## Goal
Reproduce all records exactly.

## Data to process
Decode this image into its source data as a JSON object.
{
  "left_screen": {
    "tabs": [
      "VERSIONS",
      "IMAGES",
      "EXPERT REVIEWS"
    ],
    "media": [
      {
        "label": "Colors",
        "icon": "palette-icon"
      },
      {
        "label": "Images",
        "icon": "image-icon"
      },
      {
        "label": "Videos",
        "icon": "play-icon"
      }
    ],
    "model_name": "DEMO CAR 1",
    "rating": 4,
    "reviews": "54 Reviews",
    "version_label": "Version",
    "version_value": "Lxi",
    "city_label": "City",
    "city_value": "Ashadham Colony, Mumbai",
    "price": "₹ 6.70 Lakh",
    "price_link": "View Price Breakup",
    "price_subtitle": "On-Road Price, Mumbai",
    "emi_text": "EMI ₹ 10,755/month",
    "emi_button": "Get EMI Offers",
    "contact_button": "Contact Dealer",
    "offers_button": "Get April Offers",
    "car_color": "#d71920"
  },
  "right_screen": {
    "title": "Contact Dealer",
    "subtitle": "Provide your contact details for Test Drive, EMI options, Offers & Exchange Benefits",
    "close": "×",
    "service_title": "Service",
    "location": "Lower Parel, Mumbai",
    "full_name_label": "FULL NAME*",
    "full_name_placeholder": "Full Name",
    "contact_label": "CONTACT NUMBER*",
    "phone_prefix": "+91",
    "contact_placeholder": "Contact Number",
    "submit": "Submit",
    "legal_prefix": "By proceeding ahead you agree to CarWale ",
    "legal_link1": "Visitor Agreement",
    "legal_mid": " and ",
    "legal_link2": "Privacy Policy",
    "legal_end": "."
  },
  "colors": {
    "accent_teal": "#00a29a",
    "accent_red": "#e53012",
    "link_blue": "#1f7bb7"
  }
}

## Written answer
Decode this image into its source data as a JSON object.
{
  "left_screen": {
    "tabs": [
      "VERSIONS",
      "IMAGES",
      "EXPERT REVIEWS"
    ],
    "media": [
      {
        "label": "Colors",
        "icon": "palette-icon"
      },
      {
        "label": "Images",
        "icon": "image-icon"
      },
      {
        "label": "Videos",
        "icon": "play-icon"
      }
    ],
    "model_name": "DEMO CAR 1",
    "rating": 4,
    "reviews": "54 Reviews",
    "version_label": "Version",
    "version_value": "Lxi",
    "city_label": "City",
    "city_value": "Ashadham Colony, Mumbai",
    "price": "₹ 6.70 Lakh",
    "price_link": "View Price Breakup",
    "price_subtitle": "On-Road Price, Mumbai",
    "emi_text": "EMI ₹ 10,755/month",
    "emi_button": "Get EMI Offers",
    "contact_button": "Contact Dealer",
    "offers_button": "Get April Offers",
    "car_color": "#d71920"
  },
  "right_screen": {
    "title": "Contact Dealer",
    "subtitle": "Provide your contact details for Test Drive, EMI options, Offers & Exchange Benefits",
    "close": "×",
    "service_title": "Service",
    "location": "Lower Parel, Mumbai",
    "full_name_label": "FULL NAME*",
    "full_name_placeholder": "Full Name",
    "contact_label": "CONTACT NUMBER*",
    "phone_prefix": "+91",
    "contact_placeholder": "Contact Number",
    "submit": "Submit",
    "legal_prefix": "By proceeding ahead you agree to CarWale ",
    "legal_link1": "Visitor Agreement",
    "legal_mid": " and ",
    "legal_link2": "Privacy Policy",
    "legal_end": "."
  },
  "colors": {
    "accent_teal": "#00a29a",
    "accent_red": "#e53012",
    "link_blue": "#1f7bb7"
  }
}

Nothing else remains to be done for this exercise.